-- start of Input material --

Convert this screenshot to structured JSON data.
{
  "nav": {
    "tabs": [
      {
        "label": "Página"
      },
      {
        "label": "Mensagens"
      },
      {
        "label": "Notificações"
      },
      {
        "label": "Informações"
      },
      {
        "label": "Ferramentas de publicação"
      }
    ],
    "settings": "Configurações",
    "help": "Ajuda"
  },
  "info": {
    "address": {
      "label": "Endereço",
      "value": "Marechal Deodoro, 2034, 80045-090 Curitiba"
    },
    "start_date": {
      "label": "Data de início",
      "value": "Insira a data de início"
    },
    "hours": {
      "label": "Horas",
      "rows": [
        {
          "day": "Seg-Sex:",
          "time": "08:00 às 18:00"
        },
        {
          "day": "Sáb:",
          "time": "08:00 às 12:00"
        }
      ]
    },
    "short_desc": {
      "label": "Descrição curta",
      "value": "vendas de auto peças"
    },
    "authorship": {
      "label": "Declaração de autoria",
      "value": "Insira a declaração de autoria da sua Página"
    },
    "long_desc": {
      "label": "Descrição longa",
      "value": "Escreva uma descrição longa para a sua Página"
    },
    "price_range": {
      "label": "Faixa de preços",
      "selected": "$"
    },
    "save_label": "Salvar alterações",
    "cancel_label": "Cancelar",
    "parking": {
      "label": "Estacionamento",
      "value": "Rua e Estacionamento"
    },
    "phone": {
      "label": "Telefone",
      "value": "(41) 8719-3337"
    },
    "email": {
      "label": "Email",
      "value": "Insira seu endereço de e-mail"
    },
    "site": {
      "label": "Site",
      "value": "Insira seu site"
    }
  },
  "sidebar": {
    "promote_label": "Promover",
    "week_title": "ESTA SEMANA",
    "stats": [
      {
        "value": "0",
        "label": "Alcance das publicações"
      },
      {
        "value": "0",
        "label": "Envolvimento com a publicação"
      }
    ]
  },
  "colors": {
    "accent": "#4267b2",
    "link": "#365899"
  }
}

-- end of Input material --
-- start of Input material --

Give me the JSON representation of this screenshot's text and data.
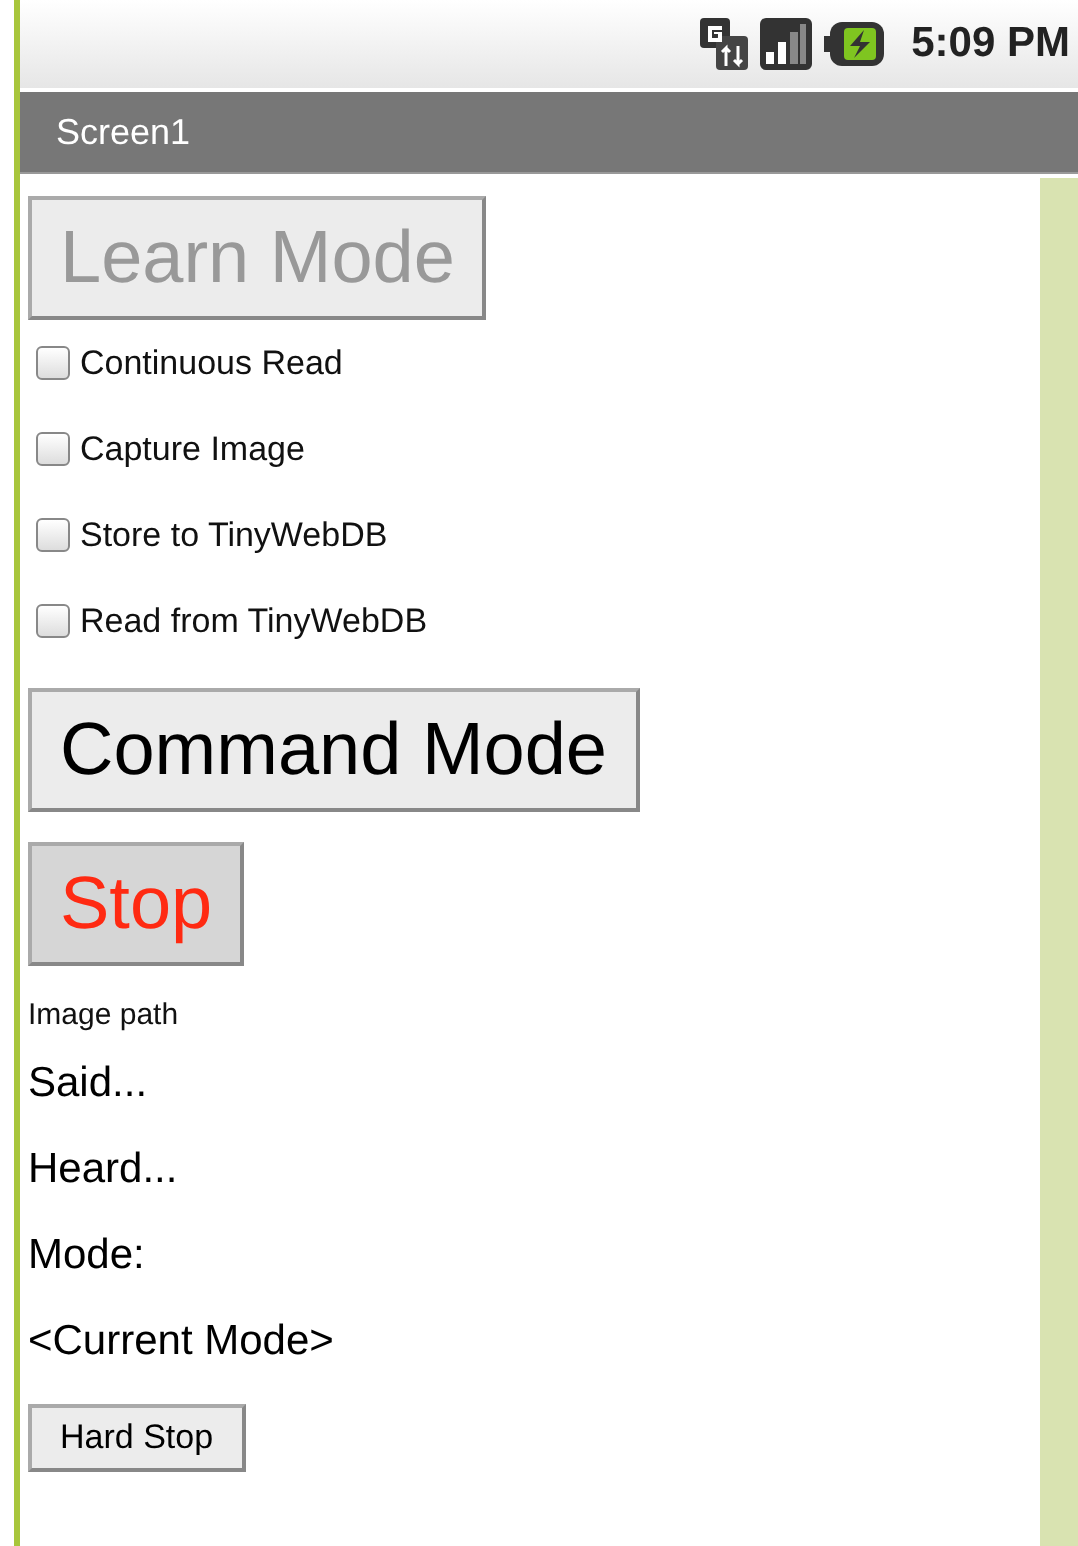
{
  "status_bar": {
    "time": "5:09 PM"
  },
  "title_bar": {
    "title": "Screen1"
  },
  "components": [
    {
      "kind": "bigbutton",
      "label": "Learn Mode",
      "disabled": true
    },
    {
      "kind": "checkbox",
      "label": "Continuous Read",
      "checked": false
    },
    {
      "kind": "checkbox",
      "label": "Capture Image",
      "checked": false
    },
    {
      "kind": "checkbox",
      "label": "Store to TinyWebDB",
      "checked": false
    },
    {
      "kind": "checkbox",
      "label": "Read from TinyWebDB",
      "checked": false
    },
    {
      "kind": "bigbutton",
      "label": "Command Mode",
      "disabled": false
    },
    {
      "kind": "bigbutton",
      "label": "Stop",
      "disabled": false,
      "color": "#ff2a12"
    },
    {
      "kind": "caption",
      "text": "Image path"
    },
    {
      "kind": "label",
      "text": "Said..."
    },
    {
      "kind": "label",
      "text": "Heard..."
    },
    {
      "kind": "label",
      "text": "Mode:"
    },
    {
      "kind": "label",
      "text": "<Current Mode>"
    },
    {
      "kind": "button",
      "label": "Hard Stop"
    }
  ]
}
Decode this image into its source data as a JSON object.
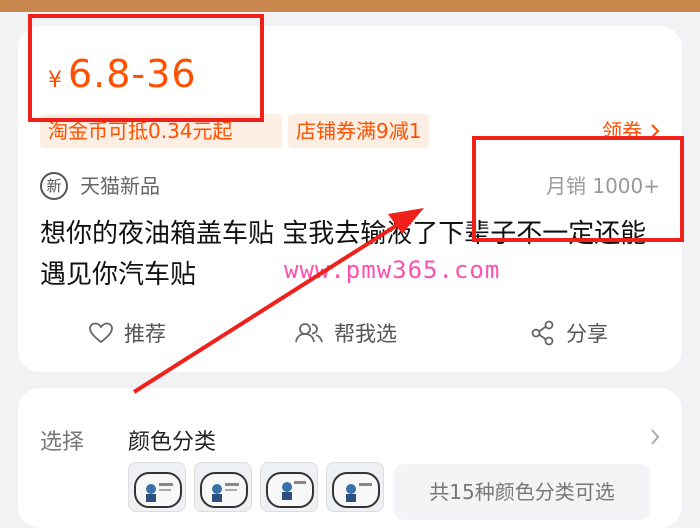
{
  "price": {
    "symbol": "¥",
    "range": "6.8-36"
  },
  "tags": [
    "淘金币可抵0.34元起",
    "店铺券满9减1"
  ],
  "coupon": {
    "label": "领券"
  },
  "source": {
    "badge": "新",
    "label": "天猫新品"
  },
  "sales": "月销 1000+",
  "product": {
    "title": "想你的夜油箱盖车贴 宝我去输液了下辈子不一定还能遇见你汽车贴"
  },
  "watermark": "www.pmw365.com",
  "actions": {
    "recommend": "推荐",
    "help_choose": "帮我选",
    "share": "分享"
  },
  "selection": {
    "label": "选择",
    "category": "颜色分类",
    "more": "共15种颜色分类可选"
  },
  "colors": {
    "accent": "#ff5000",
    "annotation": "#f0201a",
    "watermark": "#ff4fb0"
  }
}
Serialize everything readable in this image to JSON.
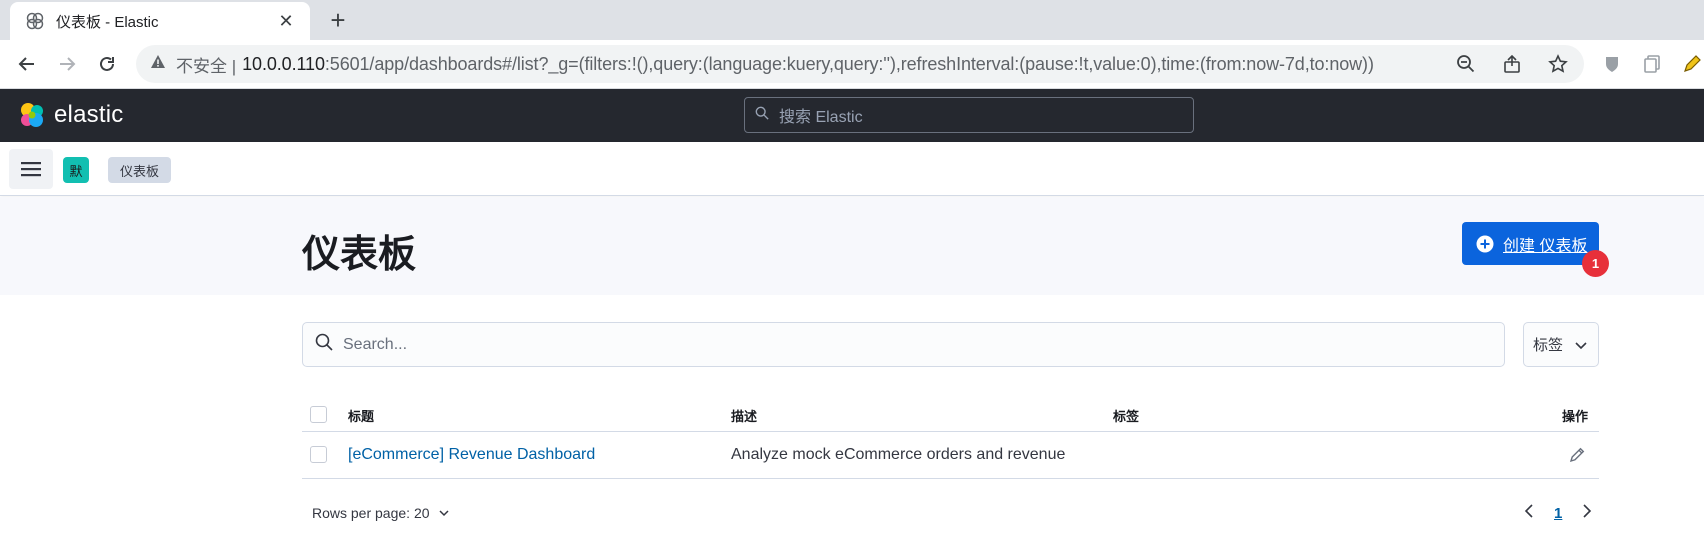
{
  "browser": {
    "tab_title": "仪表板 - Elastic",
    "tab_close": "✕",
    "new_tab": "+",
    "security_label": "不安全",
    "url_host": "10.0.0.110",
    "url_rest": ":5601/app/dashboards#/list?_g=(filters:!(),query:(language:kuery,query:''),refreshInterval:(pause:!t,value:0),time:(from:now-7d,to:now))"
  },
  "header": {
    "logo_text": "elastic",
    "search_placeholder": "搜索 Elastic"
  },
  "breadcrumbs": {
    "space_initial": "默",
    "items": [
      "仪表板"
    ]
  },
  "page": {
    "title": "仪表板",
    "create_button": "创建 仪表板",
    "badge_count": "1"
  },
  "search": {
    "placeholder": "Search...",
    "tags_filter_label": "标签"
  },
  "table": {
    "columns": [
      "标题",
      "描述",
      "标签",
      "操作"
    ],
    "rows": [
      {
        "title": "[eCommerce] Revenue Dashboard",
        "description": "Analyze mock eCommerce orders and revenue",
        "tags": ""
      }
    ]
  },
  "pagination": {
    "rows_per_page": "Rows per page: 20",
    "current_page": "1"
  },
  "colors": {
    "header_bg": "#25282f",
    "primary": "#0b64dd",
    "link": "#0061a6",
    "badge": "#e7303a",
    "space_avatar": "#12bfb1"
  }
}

-- end of Input material --

__Direction__:
Identify every line above that includes the word "disabled", and show those lines.

__The completed task__:
      "disabled": true
      "disabled": false
      "disabled": false,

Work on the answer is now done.